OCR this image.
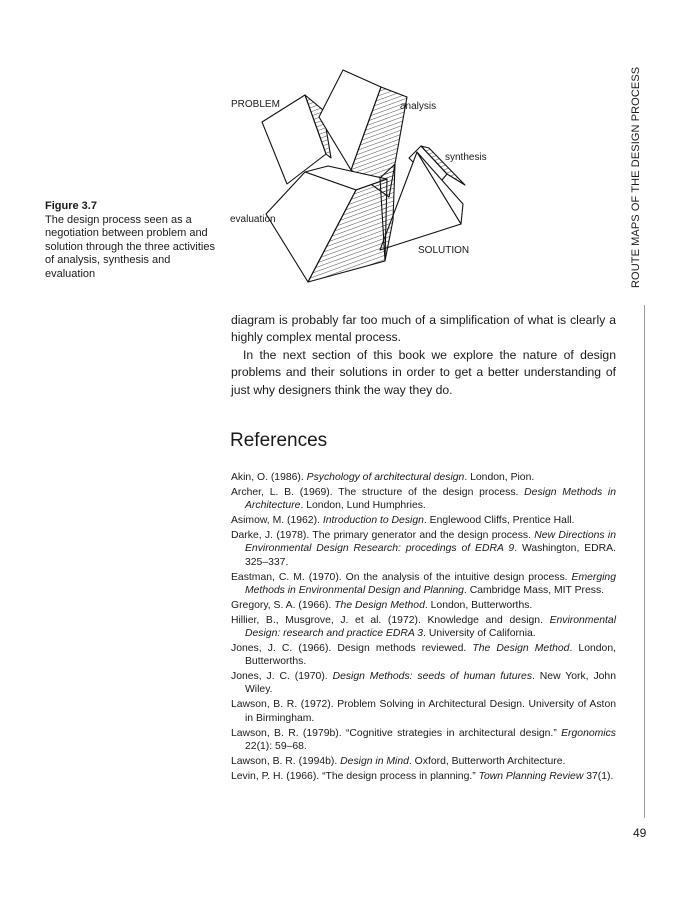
Figure 3.7
The design process seen as a negotiation between problem and solution through the three activities of analysis, synthesis and evaluation
PROBLEM	analysis
synthesis
evaluation
SOLUTION	ROUTE MAPS OF THE DESIGN PROCESS

diagram is probably far too much of a simplification of what is clearly a highly complex mental process.

In the next section of this book we explore the nature of design problems and their solutions in order to get a better understanding of just why designers think the way they do.

References
Akin, O. (1986). Psychology of architectural design. London, Pion.
Archer, L. B. (1969). The structure of the design process. Design Methods in Architecture. London, Lund Humphries.
Asimow, M. (1962). Introduction to Design. Englewood Cliffs, Prentice Hall.
Darke, J. (1978). The primary generator and the design process. New Directions in Environmental Design Research: procedings of EDRA 9. Washington, EDRA. 325–337.
Eastman, C. M. (1970). On the analysis of the intuitive design process. Emerging Methods in Environmental Design and Planning. Cambridge Mass, MIT Press.
Gregory, S. A. (1966). The Design Method. London, Butterworths.
Hillier, B., Musgrove, J. et al. (1972). Knowledge and design. Environmental Design: research and practice EDRA 3. University of California.
Jones, J. C. (1966). Design methods reviewed. The Design Method. London, Butterworths.
Jones, J. C. (1970). Design Methods: seeds of human futures. New York, John Wiley.
Lawson, B. R. (1972). Problem Solving in Architectural Design. University of Aston in Birmingham.
Lawson, B. R. (1979b). “Cognitive strategies in architectural design.” Ergonomics 22(1): 59–68.
Lawson, B. R. (1994b). Design in Mind. Oxford, Butterworth Architecture.
Levin, P. H. (1966). “The design process in planning.” Town Planning Review 37(1).
49
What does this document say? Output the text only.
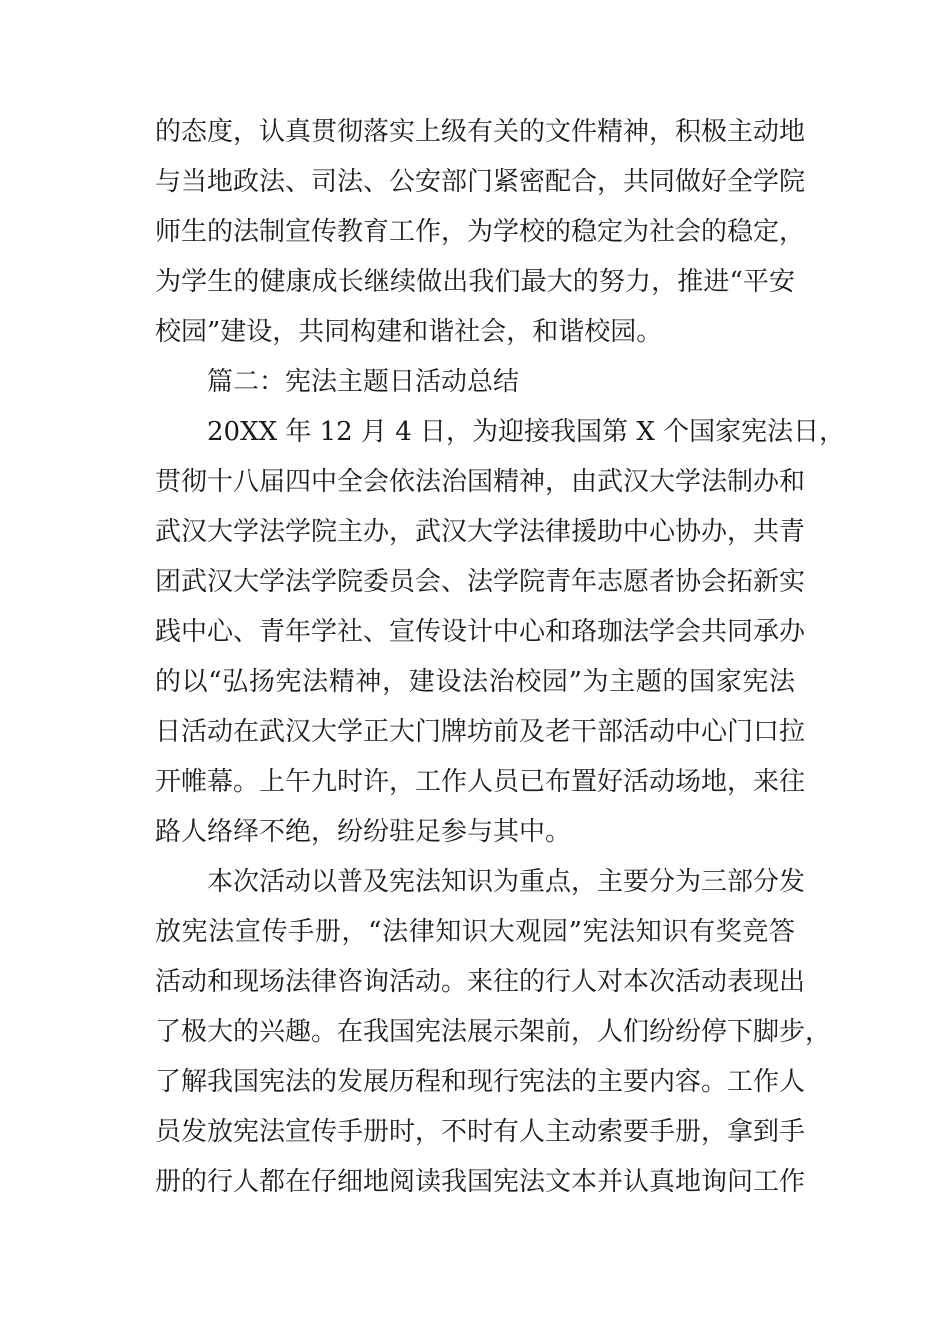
的态度，认真贯彻落实上级有关的文件精神，积极主动地
与当地政法、司法、公安部门紧密配合，共同做好全学院
师生的法制宣传教育工作，为学校的稳定为社会的稳定，
为学生的健康成长继续做出我们最大的努力，推进“平安
校园”建设，共同构建和谐社会，和谐校园。
篇二：宪法主题日活动总结
20XX 年 12 月 4 日，为迎接我国第 X 个国家宪法日，
贯彻十八届四中全会依法治国精神，由武汉大学法制办和
武汉大学法学院主办，武汉大学法律援助中心协办，共青
团武汉大学法学院委员会、法学院青年志愿者协会拓新实
践中心、青年学社、宣传设计中心和珞珈法学会共同承办
的以“弘扬宪法精神，建设法治校园”为主题的国家宪法
日活动在武汉大学正大门牌坊前及老干部活动中心门口拉
开帷幕。上午九时许，工作人员已布置好活动场地，来往
路人络绎不绝，纷纷驻足参与其中。
本次活动以普及宪法知识为重点，主要分为三部分发
放宪法宣传手册，“法律知识大观园”宪法知识有奖竞答
活动和现场法律咨询活动。来往的行人对本次活动表现出
了极大的兴趣。在我国宪法展示架前，人们纷纷停下脚步，
了解我国宪法的发展历程和现行宪法的主要内容。工作人
员发放宪法宣传手册时，不时有人主动索要手册，拿到手
册的行人都在仔细地阅读我国宪法文本并认真地询问工作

What you will do
Read the data above. Pull out each line in which the string "Lawson" appears.

Completed task
Lawson, B. R. (1972). Problem Solving in Architectural Design. University of Aston in Birmingham.
Lawson, B. R. (1979b). “Cognitive strategies in architectural design.” Ergonomics 22(1): 59–68.
Lawson, B. R. (1994b). Design in Mind. Oxford, Butterworth Architecture.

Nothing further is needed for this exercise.